Dataset records of document pages:
*** Begin section ***

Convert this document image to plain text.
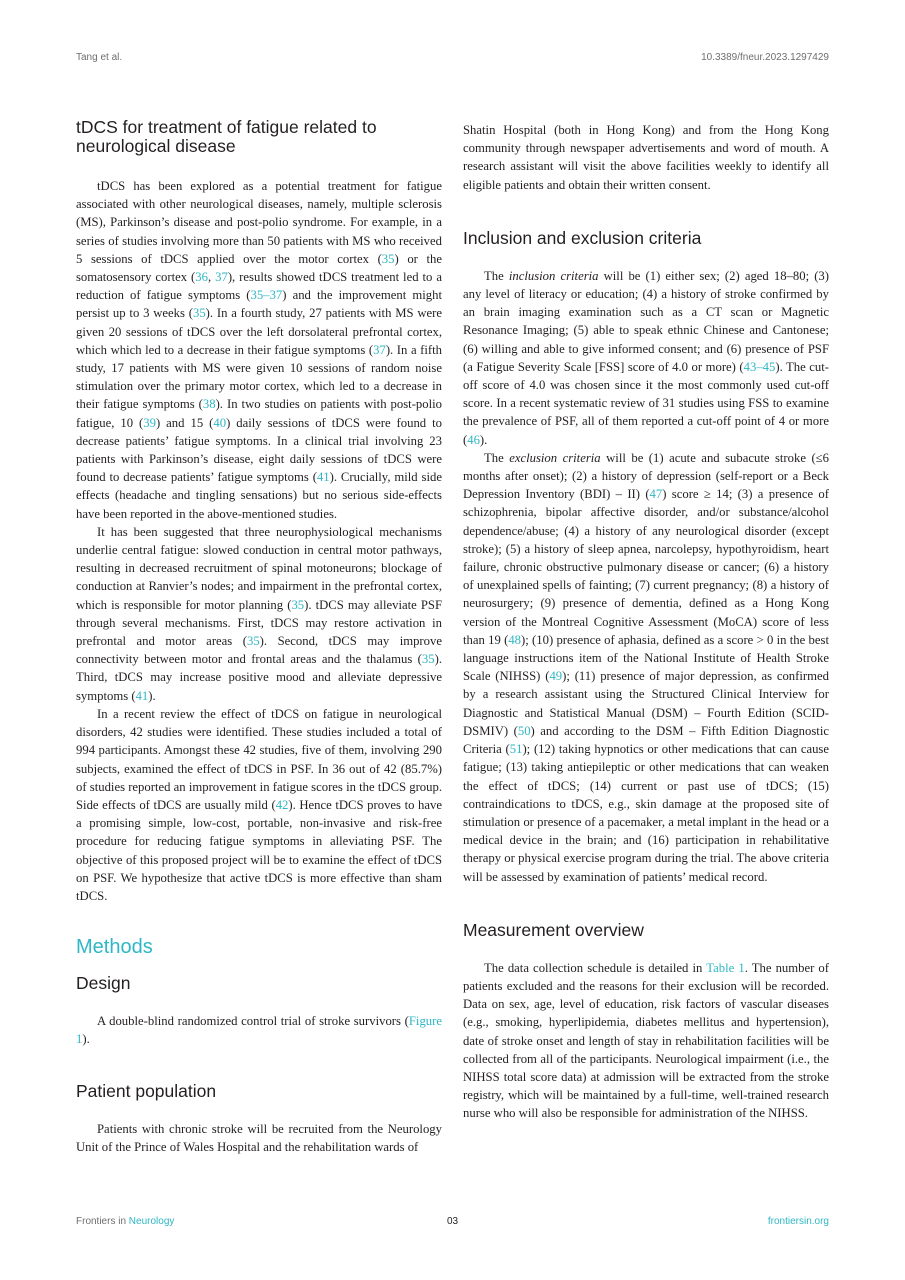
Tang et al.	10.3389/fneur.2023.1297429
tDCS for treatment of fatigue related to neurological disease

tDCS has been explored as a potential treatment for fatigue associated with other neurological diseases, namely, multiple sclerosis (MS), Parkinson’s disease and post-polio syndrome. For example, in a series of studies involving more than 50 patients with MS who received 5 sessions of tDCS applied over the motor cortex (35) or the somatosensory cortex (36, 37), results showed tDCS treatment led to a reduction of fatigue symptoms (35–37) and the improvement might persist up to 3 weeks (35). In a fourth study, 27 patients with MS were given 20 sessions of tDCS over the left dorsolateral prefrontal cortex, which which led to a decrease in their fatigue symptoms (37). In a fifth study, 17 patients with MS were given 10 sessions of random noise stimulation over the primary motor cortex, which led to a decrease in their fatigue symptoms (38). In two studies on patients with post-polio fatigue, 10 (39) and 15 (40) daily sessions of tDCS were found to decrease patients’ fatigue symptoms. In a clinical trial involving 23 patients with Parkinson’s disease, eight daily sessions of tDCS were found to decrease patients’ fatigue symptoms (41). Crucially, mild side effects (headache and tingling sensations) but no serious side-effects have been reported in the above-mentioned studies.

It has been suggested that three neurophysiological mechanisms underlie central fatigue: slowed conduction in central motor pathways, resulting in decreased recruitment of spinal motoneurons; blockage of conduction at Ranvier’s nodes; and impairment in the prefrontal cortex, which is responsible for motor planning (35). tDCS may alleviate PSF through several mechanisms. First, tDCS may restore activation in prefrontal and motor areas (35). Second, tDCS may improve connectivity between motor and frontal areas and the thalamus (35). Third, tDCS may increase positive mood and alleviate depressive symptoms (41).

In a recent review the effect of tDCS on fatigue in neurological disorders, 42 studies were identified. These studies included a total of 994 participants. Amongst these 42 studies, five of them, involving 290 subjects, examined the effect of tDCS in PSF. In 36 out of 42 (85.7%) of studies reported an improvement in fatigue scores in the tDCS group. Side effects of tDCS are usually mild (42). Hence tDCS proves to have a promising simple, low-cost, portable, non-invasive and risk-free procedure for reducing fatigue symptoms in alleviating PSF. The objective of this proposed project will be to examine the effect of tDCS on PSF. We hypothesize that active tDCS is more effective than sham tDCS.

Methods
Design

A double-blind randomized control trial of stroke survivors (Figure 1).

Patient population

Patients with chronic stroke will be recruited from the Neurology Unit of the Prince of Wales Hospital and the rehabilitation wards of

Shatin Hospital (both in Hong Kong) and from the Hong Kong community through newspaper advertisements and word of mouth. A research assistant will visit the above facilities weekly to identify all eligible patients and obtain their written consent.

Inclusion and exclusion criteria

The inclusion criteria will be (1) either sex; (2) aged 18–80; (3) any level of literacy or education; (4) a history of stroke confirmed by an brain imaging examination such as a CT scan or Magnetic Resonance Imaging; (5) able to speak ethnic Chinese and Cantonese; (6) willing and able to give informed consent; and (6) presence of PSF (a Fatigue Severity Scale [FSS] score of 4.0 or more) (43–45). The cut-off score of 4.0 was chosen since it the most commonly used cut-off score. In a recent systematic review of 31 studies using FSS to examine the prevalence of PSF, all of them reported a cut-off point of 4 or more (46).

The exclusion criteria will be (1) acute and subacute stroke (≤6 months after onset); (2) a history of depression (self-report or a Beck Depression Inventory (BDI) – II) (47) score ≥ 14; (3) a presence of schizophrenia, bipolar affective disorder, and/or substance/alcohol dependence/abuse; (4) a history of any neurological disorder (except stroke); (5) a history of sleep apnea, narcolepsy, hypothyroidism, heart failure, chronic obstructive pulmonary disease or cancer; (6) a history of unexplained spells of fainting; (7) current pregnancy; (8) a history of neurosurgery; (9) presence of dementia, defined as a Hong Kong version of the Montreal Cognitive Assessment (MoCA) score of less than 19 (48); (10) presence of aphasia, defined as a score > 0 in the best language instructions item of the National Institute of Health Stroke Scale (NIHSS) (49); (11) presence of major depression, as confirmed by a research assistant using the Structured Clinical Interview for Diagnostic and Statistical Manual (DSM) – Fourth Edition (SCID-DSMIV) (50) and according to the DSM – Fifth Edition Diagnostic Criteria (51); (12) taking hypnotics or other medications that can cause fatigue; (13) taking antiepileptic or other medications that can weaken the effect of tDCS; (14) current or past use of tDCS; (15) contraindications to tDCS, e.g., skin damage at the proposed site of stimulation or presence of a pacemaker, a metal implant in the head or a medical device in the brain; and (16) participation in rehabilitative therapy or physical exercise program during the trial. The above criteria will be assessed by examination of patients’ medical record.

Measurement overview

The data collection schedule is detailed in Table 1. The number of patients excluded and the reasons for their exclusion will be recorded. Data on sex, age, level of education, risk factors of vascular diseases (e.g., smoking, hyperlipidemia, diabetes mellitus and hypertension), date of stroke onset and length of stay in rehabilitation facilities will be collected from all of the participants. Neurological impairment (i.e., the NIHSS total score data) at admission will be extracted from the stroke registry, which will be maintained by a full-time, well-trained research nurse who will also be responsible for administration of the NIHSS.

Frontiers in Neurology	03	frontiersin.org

*** End section ***

### TASK STATEMENT
Set down the records precisely as they appear. Any picture stays out.

### RESPONSE AREA
Convert this document image to plain text.
Tang et al.	10.3389/fneur.2023.1297429
tDCS for treatment of fatigue related to neurological disease

tDCS has been explored as a potential treatment for fatigue associated with other neurological diseases, namely, multiple sclerosis (MS), Parkinson’s disease and post-polio syndrome. For example, in a series of studies involving more than 50 patients with MS who received 5 sessions of tDCS applied over the motor cortex (35) or the somatosensory cortex (36, 37), results showed tDCS treatment led to a reduction of fatigue symptoms (35–37) and the improvement might persist up to 3 weeks (35). In a fourth study, 27 patients with MS were given 20 sessions of tDCS over the left dorsolateral prefrontal cortex, which which led to a decrease in their fatigue symptoms (37). In a fifth study, 17 patients with MS were given 10 sessions of random noise stimulation over the primary motor cortex, which led to a decrease in their fatigue symptoms (38). In two studies on patients with post-polio fatigue, 10 (39) and 15 (40) daily sessions of tDCS were found to decrease patients’ fatigue symptoms. In a clinical trial involving 23 patients with Parkinson’s disease, eight daily sessions of tDCS were found to decrease patients’ fatigue symptoms (41). Crucially, mild side effects (headache and tingling sensations) but no serious side-effects have been reported in the above-mentioned studies.

It has been suggested that three neurophysiological mechanisms underlie central fatigue: slowed conduction in central motor pathways, resulting in decreased recruitment of spinal motoneurons; blockage of conduction at Ranvier’s nodes; and impairment in the prefrontal cortex, which is responsible for motor planning (35). tDCS may alleviate PSF through several mechanisms. First, tDCS may restore activation in prefrontal and motor areas (35). Second, tDCS may improve connectivity between motor and frontal areas and the thalamus (35). Third, tDCS may increase positive mood and alleviate depressive symptoms (41).

In a recent review the effect of tDCS on fatigue in neurological disorders, 42 studies were identified. These studies included a total of 994 participants. Amongst these 42 studies, five of them, involving 290 subjects, examined the effect of tDCS in PSF. In 36 out of 42 (85.7%) of studies reported an improvement in fatigue scores in the tDCS group. Side effects of tDCS are usually mild (42). Hence tDCS proves to have a promising simple, low-cost, portable, non-invasive and risk-free procedure for reducing fatigue symptoms in alleviating PSF. The objective of this proposed project will be to examine the effect of tDCS on PSF. We hypothesize that active tDCS is more effective than sham tDCS.

Methods
Design

A double-blind randomized control trial of stroke survivors (Figure 1).

Patient population

Patients with chronic stroke will be recruited from the Neurology Unit of the Prince of Wales Hospital and the rehabilitation wards of

Shatin Hospital (both in Hong Kong) and from the Hong Kong community through newspaper advertisements and word of mouth. A research assistant will visit the above facilities weekly to identify all eligible patients and obtain their written consent.

Inclusion and exclusion criteria

The inclusion criteria will be (1) either sex; (2) aged 18–80; (3) any level of literacy or education; (4) a history of stroke confirmed by an brain imaging examination such as a CT scan or Magnetic Resonance Imaging; (5) able to speak ethnic Chinese and Cantonese; (6) willing and able to give informed consent; and (6) presence of PSF (a Fatigue Severity Scale [FSS] score of 4.0 or more) (43–45). The cut-off score of 4.0 was chosen since it the most commonly used cut-off score. In a recent systematic review of 31 studies using FSS to examine the prevalence of PSF, all of them reported a cut-off point of 4 or more (46).

The exclusion criteria will be (1) acute and subacute stroke (≤6 months after onset); (2) a history of depression (self-report or a Beck Depression Inventory (BDI) – II) (47) score ≥ 14; (3) a presence of schizophrenia, bipolar affective disorder, and/or substance/alcohol dependence/abuse; (4) a history of any neurological disorder (except stroke); (5) a history of sleep apnea, narcolepsy, hypothyroidism, heart failure, chronic obstructive pulmonary disease or cancer; (6) a history of unexplained spells of fainting; (7) current pregnancy; (8) a history of neurosurgery; (9) presence of dementia, defined as a Hong Kong version of the Montreal Cognitive Assessment (MoCA) score of less than 19 (48); (10) presence of aphasia, defined as a score > 0 in the best language instructions item of the National Institute of Health Stroke Scale (NIHSS) (49); (11) presence of major depression, as confirmed by a research assistant using the Structured Clinical Interview for Diagnostic and Statistical Manual (DSM) – Fourth Edition (SCID-DSMIV) (50) and according to the DSM – Fifth Edition Diagnostic Criteria (51); (12) taking hypnotics or other medications that can cause fatigue; (13) taking antiepileptic or other medications that can weaken the effect of tDCS; (14) current or past use of tDCS; (15) contraindications to tDCS, e.g., skin damage at the proposed site of stimulation or presence of a pacemaker, a metal implant in the head or a medical device in the brain; and (16) participation in rehabilitative therapy or physical exercise program during the trial. The above criteria will be assessed by examination of patients’ medical record.

Measurement overview

The data collection schedule is detailed in Table 1. The number of patients excluded and the reasons for their exclusion will be recorded. Data on sex, age, level of education, risk factors of vascular diseases (e.g., smoking, hyperlipidemia, diabetes mellitus and hypertension), date of stroke onset and length of stay in rehabilitation facilities will be collected from all of the participants. Neurological impairment (i.e., the NIHSS total score data) at admission will be extracted from the stroke registry, which will be maintained by a full-time, well-trained research nurse who will also be responsible for administration of the NIHSS.

Frontiers in Neurology	03	frontiersin.org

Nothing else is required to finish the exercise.